■ **Problem details**
Every line in the data below that includes "text" belongs in the answer, copied as it stands.

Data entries

----------

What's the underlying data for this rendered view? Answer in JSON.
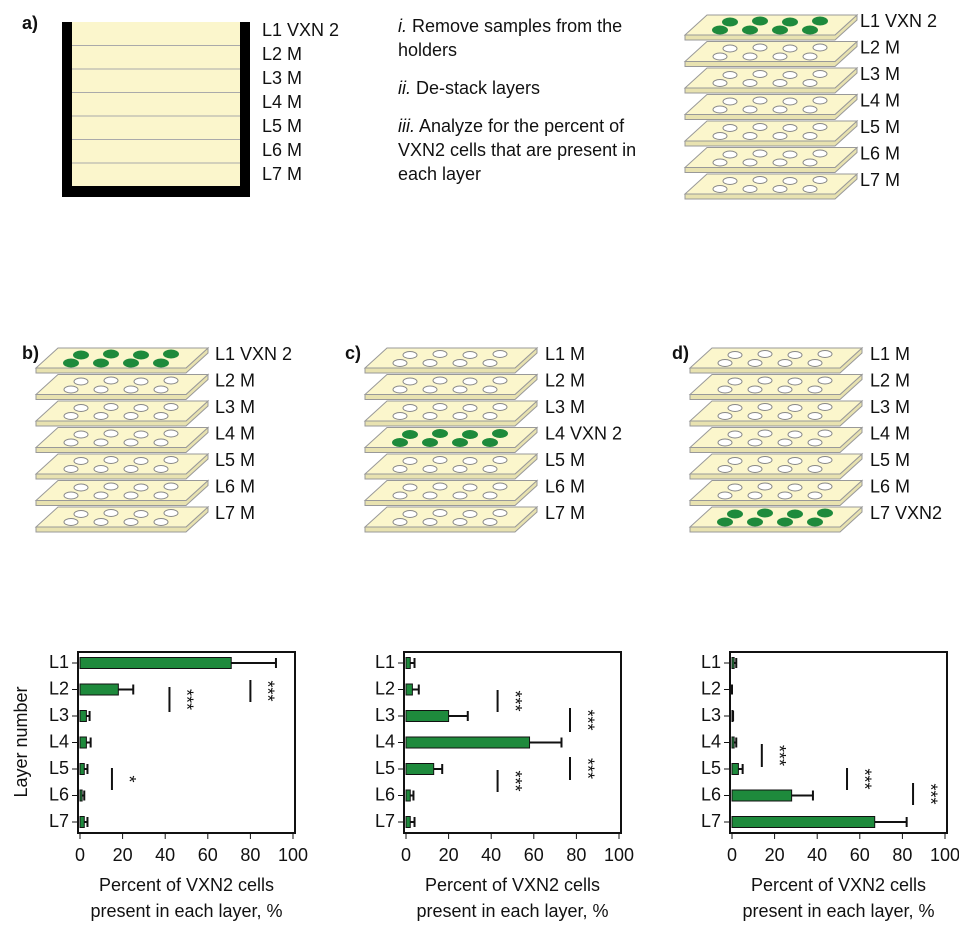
{
  "panel_a": {
    "label": "a)",
    "holder_layers": [
      "L1 VXN 2",
      "L2 M",
      "L3 M",
      "L4 M",
      "L5 M",
      "L6 M",
      "L7 M"
    ],
    "steps": [
      {
        "num": "i.",
        "text": "Remove samples from the holders"
      },
      {
        "num": "ii.",
        "text": "De-stack layers"
      },
      {
        "num": "iii.",
        "text": "Analyze for the percent of VXN2 cells that are present in each layer"
      }
    ],
    "stack_layers": [
      "L1 VXN 2",
      "L2 M",
      "L3 M",
      "L4 M",
      "L5 M",
      "L6 M",
      "L7 M"
    ]
  },
  "panels": [
    {
      "label": "b)",
      "layers": [
        "L1 VXN 2",
        "L2 M",
        "L3 M",
        "L4 M",
        "L5 M",
        "L6 M",
        "L7 M"
      ]
    },
    {
      "label": "c)",
      "layers": [
        "L1 M",
        "L2 M",
        "L3 M",
        "L4 VXN 2",
        "L5 M",
        "L6 M",
        "L7 M"
      ]
    },
    {
      "label": "d)",
      "layers": [
        "L1 M",
        "L2 M",
        "L3 M",
        "L4 M",
        "L5 M",
        "L6 M",
        "L7 VXN2"
      ]
    }
  ],
  "chart_data": [
    {
      "type": "bar",
      "orientation": "horizontal",
      "y_label": "Layer number",
      "x_label": "Percent of VXN2 cells present in each layer, %",
      "categories": [
        "L1",
        "L2",
        "L3",
        "L4",
        "L5",
        "L6",
        "L7"
      ],
      "series": [
        {
          "color": "#1e8a3c",
          "values": [
            71,
            18,
            3,
            3,
            2,
            1,
            2
          ],
          "errors": [
            21,
            7,
            1.5,
            2,
            1.5,
            1,
            1.5
          ]
        }
      ],
      "xlim": [
        0,
        100
      ],
      "xticks": [
        0,
        20,
        40,
        60,
        80,
        100
      ],
      "annotations": [
        "***",
        "***",
        "*"
      ]
    },
    {
      "type": "bar",
      "orientation": "horizontal",
      "x_label": "Percent of VXN2 cells present in each layer, %",
      "categories": [
        "L1",
        "L2",
        "L3",
        "L4",
        "L5",
        "L6",
        "L7"
      ],
      "series": [
        {
          "color": "#1e8a3c",
          "values": [
            2,
            3,
            20,
            58,
            13,
            2,
            2
          ],
          "errors": [
            2,
            3,
            9,
            15,
            4,
            1.5,
            2
          ]
        }
      ],
      "xlim": [
        0,
        100
      ],
      "xticks": [
        0,
        20,
        40,
        60,
        80,
        100
      ],
      "annotations": [
        "***",
        "***",
        "***",
        "***"
      ]
    },
    {
      "type": "bar",
      "orientation": "horizontal",
      "x_label": "Percent of VXN2 cells present in each layer, %",
      "categories": [
        "L1",
        "L2",
        "L3",
        "L4",
        "L5",
        "L6",
        "L7"
      ],
      "series": [
        {
          "color": "#1e8a3c",
          "values": [
            1,
            0,
            0.5,
            1,
            3,
            28,
            67
          ],
          "errors": [
            1,
            0,
            0,
            1,
            2,
            10,
            15
          ]
        }
      ],
      "xlim": [
        0,
        100
      ],
      "xticks": [
        0,
        20,
        40,
        60,
        80,
        100
      ],
      "annotations": [
        "***",
        "***",
        "***"
      ]
    }
  ]
}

----------

■ **Your response**
        "text": "Remove samples from the holders"
        "text": "De-stack layers"
        "text": "Analyze for the percent of VXN2 cells that are present in each layer"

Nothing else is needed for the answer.